Дмитриева З. В. «Вытные и описные книги Кирилло-Белозерского монастыря XVI-XVII вв»

Вид материалаДокументы

Содержание


М. С. Черкасова, доктор исторических наук (Вологодский государственный педагогический университет)
Подобный материал:
Черкасова М.С., доктор исторических наук (Вологодский государственный педагогический университет)

Рецензия на:


Дмитриева З.В. «Вытные и описные книги Кирилло-Белозерского монастыря XVI-XVII вв».

Отечественная история. 2007 г. № 4. C. 172-175.


Представленная на суд читателей книга - плод многолетнего и упорного труда автора, признанного в современного историографии специалиста по источниковедению и истории крестьянства средневековой России.

§ **Задание a**: Перепишите без изменений строки записей ниже, начиная с первой строки записей и заканчивая строкой, где стоит "clock-icon — [122, 267, 140, 288]", включая обе границы.

§ **Исходные данные**:

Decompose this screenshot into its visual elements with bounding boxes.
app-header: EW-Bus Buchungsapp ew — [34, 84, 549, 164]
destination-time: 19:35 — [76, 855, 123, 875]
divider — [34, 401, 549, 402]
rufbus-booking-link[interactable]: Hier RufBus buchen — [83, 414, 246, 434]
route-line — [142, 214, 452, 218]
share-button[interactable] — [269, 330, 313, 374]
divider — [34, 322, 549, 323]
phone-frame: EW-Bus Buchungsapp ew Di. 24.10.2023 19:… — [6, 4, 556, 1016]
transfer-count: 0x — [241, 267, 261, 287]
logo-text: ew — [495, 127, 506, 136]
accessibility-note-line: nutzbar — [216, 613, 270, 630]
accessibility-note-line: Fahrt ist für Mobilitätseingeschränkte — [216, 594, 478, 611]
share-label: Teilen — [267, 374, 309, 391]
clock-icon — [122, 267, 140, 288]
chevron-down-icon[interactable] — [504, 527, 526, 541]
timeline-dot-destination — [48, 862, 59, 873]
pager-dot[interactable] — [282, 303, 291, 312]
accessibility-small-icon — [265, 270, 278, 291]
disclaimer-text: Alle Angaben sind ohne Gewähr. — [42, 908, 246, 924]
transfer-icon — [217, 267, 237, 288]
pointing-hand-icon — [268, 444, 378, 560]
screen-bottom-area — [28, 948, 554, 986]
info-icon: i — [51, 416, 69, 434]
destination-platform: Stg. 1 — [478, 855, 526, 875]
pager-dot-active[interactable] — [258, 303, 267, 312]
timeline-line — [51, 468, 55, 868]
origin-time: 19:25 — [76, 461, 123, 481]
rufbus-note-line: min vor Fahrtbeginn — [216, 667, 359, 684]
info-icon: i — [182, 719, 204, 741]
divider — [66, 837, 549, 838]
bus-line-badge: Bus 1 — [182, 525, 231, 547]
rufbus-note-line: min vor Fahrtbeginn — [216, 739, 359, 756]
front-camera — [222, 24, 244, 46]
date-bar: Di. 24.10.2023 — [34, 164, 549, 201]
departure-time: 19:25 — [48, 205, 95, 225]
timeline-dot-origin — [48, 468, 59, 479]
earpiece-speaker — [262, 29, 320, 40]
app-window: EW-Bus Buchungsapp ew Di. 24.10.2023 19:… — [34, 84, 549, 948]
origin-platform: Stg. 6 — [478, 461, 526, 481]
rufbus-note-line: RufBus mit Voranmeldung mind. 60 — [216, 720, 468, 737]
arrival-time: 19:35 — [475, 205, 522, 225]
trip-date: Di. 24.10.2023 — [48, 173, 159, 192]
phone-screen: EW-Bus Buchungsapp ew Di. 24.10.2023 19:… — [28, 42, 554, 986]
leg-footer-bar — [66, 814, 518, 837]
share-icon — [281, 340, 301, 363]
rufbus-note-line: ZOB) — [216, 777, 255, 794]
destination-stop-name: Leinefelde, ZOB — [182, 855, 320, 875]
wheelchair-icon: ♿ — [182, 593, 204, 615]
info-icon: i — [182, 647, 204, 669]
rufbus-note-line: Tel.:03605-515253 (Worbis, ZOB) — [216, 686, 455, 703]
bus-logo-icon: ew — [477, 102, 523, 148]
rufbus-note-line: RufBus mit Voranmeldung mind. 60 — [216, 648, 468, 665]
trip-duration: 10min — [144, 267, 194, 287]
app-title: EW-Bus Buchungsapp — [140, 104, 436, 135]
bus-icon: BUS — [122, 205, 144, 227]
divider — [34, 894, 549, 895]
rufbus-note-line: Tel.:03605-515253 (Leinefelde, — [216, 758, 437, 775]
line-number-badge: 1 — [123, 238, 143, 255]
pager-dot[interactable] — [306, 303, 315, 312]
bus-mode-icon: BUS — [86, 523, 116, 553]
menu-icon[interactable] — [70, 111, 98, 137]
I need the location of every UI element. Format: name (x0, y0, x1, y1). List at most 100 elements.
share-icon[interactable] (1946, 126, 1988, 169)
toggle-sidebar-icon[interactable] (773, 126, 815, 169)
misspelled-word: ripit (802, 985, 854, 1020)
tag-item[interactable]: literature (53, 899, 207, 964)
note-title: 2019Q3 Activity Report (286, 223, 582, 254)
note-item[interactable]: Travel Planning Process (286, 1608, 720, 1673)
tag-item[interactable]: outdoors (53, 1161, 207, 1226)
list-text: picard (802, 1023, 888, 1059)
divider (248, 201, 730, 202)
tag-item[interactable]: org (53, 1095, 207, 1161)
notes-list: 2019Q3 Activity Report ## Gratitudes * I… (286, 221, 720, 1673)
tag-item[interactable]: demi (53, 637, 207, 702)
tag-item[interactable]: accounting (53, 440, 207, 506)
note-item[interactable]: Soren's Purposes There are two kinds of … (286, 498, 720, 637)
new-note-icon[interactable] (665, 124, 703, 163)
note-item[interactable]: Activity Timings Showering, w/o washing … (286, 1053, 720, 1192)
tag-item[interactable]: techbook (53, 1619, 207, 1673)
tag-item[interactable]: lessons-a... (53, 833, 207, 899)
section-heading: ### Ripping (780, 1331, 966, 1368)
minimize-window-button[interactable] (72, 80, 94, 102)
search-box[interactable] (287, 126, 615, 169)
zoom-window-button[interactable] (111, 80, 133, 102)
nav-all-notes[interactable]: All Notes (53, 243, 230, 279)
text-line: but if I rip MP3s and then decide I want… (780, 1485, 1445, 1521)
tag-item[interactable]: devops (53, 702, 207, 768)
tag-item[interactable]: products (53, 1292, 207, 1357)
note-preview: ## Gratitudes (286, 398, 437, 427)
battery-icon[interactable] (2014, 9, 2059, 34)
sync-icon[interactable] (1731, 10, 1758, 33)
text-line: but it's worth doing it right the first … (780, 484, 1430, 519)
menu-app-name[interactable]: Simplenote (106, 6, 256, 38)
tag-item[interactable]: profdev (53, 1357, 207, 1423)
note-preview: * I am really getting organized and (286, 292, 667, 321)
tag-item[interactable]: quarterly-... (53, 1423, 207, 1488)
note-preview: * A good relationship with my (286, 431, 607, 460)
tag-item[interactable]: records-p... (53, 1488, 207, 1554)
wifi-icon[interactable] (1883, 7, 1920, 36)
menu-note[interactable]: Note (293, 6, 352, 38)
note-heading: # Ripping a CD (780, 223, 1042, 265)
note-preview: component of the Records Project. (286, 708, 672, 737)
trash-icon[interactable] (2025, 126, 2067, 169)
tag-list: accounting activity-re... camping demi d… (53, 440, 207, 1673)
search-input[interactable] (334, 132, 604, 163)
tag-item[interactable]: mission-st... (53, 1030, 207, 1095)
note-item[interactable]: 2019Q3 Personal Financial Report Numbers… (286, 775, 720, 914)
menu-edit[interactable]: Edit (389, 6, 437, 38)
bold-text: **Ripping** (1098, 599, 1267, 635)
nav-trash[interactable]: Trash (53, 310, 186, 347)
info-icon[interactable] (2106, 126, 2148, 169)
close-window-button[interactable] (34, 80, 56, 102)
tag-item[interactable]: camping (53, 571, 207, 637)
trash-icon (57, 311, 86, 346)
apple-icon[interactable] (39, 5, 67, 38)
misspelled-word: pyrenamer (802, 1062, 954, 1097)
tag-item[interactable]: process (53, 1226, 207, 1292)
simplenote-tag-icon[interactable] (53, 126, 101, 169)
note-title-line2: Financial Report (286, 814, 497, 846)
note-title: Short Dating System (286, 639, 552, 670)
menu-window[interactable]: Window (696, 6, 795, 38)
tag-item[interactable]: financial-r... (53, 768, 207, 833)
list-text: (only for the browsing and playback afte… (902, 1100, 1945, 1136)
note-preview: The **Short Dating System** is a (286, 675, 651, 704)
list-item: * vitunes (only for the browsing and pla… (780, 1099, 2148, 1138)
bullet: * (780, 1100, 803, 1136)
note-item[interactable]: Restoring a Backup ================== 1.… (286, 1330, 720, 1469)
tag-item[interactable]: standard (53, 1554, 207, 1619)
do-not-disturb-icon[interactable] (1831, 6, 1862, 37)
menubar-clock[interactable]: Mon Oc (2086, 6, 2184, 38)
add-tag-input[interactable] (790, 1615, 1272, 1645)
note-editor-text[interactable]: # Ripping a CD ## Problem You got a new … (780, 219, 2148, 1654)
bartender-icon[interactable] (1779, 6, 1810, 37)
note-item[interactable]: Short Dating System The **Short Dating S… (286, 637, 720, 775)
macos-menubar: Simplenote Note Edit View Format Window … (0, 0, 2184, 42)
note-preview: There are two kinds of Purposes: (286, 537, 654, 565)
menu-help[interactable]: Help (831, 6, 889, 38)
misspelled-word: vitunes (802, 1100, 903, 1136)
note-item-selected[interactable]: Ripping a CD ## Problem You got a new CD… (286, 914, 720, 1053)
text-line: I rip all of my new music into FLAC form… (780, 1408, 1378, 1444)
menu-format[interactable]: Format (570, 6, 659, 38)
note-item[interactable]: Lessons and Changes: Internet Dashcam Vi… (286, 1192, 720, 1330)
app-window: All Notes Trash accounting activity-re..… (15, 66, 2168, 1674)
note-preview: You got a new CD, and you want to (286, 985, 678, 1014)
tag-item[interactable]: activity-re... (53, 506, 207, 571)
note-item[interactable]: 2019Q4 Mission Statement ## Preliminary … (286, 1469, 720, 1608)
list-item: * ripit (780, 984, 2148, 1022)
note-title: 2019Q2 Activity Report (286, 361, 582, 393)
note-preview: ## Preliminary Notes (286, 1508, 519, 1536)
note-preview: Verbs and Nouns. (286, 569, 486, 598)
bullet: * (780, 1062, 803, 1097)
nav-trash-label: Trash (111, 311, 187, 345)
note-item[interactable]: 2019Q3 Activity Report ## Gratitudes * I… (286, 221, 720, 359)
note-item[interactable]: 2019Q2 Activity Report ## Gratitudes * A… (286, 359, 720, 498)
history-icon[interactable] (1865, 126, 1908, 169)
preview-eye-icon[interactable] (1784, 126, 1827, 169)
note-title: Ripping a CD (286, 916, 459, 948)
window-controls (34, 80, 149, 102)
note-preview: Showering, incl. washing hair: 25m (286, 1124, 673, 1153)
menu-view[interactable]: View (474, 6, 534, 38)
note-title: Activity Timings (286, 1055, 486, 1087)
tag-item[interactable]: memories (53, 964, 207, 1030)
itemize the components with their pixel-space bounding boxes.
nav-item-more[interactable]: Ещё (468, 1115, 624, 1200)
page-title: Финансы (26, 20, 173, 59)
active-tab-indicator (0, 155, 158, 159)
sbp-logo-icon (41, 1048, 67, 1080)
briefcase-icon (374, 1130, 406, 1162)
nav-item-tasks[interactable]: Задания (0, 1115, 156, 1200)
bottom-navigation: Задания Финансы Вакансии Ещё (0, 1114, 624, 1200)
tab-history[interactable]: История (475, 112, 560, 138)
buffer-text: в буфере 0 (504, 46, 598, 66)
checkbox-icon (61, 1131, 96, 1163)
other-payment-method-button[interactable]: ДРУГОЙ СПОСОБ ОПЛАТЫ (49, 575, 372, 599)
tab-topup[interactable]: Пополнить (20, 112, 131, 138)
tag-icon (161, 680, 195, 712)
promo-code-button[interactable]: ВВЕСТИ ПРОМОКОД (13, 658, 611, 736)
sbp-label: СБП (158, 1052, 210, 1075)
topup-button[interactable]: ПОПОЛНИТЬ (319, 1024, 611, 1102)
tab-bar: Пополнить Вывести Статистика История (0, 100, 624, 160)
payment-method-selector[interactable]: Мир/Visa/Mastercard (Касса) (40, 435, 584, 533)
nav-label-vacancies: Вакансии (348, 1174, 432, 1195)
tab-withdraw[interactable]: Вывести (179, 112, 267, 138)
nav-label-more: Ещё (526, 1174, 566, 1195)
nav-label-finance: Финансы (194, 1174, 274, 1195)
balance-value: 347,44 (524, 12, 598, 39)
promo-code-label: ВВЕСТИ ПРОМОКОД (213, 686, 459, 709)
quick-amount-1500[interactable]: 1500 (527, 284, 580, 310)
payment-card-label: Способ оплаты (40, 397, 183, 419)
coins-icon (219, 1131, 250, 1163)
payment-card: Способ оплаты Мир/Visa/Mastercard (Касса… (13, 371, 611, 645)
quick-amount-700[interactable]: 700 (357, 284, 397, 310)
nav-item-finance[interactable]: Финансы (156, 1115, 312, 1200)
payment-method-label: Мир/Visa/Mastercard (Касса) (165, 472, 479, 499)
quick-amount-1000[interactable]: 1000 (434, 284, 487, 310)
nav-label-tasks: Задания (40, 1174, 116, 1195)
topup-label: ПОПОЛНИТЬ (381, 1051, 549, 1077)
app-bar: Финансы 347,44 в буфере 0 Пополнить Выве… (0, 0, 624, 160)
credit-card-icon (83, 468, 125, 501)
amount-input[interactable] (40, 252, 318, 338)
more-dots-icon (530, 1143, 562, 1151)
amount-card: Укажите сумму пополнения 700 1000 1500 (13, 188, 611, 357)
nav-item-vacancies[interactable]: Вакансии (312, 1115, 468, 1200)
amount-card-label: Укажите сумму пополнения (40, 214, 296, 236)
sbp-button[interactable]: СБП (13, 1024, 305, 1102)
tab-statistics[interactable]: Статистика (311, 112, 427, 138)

§ **Задание b**: Выпишите из отрывка без изменений фрагмент, начиная со слов "Представленная на суд" и заканчивая словами "крестьянства средневековой России.".

§ **Решение задания a**:
Decompose this screenshot into its visual elements with bounding boxes.
app-header: EW-Bus Buchungsapp ew — [34, 84, 549, 164]
destination-time: 19:35 — [76, 855, 123, 875]
divider — [34, 401, 549, 402]
rufbus-booking-link[interactable]: Hier RufBus buchen — [83, 414, 246, 434]
route-line — [142, 214, 452, 218]
share-button[interactable] — [269, 330, 313, 374]
divider — [34, 322, 549, 323]
phone-frame: EW-Bus Buchungsapp ew Di. 24.10.2023 19:… — [6, 4, 556, 1016]
transfer-count: 0x — [241, 267, 261, 287]
logo-text: ew — [495, 127, 506, 136]
accessibility-note-line: nutzbar — [216, 613, 270, 630]
accessibility-note-line: Fahrt ist für Mobilitätseingeschränkte — [216, 594, 478, 611]
share-label: Teilen — [267, 374, 309, 391]
clock-icon — [122, 267, 140, 288]

§ **Решение задания b**:
Представленная на суд читателей книга - плод многолетнего и упорного труда автора, признанного в современного историографии специалиста по источниковедению и истории крестьянства средневековой России.